List, from the lines below, each one with "accent" in it.

# # # # # # #

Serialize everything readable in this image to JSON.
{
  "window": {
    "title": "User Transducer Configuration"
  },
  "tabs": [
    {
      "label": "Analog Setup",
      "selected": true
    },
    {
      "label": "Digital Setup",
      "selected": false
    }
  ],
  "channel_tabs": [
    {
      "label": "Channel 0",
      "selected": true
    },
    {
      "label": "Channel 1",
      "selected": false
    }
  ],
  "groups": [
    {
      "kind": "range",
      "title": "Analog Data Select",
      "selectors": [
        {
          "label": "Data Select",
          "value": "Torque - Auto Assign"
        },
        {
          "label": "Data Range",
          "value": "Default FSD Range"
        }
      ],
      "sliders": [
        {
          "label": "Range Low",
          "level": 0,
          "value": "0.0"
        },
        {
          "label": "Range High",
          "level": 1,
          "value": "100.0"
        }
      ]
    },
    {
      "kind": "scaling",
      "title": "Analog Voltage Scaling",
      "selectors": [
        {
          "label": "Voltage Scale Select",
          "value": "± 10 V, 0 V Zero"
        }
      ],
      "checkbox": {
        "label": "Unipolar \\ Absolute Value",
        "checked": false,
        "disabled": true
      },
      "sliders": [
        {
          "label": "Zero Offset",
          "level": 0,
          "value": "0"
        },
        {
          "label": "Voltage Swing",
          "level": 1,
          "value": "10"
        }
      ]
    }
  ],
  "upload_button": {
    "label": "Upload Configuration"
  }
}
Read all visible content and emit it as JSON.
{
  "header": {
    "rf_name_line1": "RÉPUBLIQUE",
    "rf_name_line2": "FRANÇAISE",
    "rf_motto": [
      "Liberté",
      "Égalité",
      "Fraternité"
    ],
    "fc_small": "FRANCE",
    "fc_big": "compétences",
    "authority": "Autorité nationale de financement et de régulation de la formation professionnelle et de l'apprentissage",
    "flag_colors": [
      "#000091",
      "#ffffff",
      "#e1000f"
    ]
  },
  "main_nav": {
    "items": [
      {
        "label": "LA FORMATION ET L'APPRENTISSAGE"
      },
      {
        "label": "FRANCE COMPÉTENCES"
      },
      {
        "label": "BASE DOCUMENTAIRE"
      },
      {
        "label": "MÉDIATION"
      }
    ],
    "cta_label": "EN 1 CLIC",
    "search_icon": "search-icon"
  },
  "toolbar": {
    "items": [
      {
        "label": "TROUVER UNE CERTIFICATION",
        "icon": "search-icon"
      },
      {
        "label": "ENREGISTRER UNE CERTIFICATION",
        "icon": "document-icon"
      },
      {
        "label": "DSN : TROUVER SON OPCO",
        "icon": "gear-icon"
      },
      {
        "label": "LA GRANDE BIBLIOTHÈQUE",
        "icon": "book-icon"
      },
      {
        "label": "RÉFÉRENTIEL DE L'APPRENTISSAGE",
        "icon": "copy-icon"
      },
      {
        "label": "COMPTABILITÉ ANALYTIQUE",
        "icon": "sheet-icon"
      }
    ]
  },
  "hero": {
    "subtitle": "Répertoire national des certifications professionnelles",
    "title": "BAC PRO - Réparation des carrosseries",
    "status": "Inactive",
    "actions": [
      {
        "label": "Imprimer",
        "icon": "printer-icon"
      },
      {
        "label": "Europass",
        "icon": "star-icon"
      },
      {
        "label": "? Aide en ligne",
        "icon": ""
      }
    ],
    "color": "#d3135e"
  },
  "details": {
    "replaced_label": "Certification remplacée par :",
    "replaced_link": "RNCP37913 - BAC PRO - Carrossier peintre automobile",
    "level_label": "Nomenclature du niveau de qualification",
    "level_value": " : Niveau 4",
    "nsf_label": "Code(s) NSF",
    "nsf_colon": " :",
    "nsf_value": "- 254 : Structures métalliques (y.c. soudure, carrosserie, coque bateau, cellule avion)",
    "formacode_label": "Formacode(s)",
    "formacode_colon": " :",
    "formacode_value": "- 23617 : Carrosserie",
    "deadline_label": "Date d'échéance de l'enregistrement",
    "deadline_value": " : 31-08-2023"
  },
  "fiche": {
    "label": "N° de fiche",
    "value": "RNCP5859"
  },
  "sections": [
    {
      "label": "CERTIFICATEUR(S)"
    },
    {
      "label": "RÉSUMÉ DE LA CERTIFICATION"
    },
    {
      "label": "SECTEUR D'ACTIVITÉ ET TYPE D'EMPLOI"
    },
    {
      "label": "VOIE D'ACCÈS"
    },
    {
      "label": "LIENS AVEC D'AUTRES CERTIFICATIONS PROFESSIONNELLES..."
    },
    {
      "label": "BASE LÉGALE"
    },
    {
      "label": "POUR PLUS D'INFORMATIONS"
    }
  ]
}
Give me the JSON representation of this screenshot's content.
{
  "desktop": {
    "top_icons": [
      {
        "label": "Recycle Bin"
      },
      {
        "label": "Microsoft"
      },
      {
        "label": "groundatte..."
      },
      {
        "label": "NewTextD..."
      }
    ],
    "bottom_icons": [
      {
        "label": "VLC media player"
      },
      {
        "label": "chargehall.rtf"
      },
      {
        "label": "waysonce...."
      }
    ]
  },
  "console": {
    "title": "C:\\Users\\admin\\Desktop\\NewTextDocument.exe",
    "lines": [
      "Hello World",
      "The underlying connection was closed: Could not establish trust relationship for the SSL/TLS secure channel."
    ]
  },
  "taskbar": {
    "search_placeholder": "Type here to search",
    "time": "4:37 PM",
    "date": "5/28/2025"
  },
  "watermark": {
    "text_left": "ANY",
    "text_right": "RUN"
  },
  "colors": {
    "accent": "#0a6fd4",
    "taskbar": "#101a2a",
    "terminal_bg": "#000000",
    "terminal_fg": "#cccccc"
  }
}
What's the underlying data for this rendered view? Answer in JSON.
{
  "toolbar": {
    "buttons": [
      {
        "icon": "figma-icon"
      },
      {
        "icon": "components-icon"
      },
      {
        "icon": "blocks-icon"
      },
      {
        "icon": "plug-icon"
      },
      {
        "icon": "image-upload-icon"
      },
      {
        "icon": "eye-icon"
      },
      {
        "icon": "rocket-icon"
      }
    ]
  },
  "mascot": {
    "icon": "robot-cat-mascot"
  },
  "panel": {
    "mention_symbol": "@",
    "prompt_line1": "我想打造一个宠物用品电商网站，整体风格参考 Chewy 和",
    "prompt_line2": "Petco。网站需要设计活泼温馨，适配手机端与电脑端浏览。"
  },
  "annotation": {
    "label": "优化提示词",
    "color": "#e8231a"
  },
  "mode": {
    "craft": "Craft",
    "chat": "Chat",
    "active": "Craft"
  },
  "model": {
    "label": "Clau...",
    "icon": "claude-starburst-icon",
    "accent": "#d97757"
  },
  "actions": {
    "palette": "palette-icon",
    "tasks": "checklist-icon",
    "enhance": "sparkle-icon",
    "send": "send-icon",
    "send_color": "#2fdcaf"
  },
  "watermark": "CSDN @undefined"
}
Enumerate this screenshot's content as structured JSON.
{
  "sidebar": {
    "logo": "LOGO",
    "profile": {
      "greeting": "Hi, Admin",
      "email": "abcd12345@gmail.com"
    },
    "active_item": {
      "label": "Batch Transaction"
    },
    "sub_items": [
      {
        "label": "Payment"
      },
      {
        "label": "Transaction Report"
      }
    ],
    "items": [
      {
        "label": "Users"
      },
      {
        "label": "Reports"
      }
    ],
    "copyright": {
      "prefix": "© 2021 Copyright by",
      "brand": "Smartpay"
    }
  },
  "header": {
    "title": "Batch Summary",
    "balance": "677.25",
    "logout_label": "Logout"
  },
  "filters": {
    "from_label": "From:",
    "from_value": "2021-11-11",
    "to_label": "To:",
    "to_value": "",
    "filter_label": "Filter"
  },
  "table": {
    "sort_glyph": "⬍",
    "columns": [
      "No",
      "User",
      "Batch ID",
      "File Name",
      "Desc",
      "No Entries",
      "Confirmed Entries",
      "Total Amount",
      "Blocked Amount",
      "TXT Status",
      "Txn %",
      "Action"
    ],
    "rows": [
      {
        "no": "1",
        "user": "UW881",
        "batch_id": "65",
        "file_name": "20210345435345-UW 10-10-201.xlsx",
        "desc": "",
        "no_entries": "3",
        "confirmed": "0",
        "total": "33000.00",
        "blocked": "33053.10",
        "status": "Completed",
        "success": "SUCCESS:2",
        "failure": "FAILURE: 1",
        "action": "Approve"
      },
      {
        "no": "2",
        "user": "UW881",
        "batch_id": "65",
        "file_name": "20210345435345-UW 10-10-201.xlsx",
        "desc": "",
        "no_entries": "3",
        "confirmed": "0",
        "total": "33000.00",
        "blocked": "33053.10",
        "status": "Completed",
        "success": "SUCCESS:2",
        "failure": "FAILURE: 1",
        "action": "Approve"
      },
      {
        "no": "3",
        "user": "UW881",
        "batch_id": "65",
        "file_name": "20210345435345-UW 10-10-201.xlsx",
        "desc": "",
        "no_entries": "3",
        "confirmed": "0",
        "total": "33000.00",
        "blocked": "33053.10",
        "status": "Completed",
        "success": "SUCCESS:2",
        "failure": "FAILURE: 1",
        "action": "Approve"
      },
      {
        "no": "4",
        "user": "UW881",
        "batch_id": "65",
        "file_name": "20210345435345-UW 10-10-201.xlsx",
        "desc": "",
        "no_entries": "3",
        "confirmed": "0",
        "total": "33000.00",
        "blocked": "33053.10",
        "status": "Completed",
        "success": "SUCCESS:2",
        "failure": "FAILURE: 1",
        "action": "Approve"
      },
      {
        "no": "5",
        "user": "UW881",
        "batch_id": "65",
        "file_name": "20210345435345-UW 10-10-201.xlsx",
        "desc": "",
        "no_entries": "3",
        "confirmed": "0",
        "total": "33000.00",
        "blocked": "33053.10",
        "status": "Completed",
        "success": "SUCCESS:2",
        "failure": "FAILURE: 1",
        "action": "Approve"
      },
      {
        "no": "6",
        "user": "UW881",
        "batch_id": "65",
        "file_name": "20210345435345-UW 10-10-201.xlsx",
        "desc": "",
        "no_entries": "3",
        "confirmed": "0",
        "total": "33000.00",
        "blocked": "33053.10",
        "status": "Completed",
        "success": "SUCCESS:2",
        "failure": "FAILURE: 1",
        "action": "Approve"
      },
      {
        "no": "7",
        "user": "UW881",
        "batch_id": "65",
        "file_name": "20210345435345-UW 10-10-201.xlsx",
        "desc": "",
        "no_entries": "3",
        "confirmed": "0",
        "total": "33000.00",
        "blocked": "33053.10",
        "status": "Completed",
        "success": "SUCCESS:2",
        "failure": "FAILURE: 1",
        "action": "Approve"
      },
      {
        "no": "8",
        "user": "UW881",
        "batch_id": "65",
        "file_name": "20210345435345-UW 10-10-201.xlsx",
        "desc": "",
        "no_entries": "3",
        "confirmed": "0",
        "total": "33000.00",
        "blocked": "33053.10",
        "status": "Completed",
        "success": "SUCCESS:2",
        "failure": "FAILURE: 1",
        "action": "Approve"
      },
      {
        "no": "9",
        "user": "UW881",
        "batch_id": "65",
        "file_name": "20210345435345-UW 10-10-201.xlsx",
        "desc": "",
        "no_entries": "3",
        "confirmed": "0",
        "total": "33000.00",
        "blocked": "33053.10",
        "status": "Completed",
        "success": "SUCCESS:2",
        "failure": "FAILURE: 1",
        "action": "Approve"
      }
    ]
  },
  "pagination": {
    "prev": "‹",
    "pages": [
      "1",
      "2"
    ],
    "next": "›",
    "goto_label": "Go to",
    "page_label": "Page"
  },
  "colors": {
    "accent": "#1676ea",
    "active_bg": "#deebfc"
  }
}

# # # # # # #

_Answer in full_
    "accent": "#0a6fd4",
    "accent": "#d97757"
    "accent": "#1676ea",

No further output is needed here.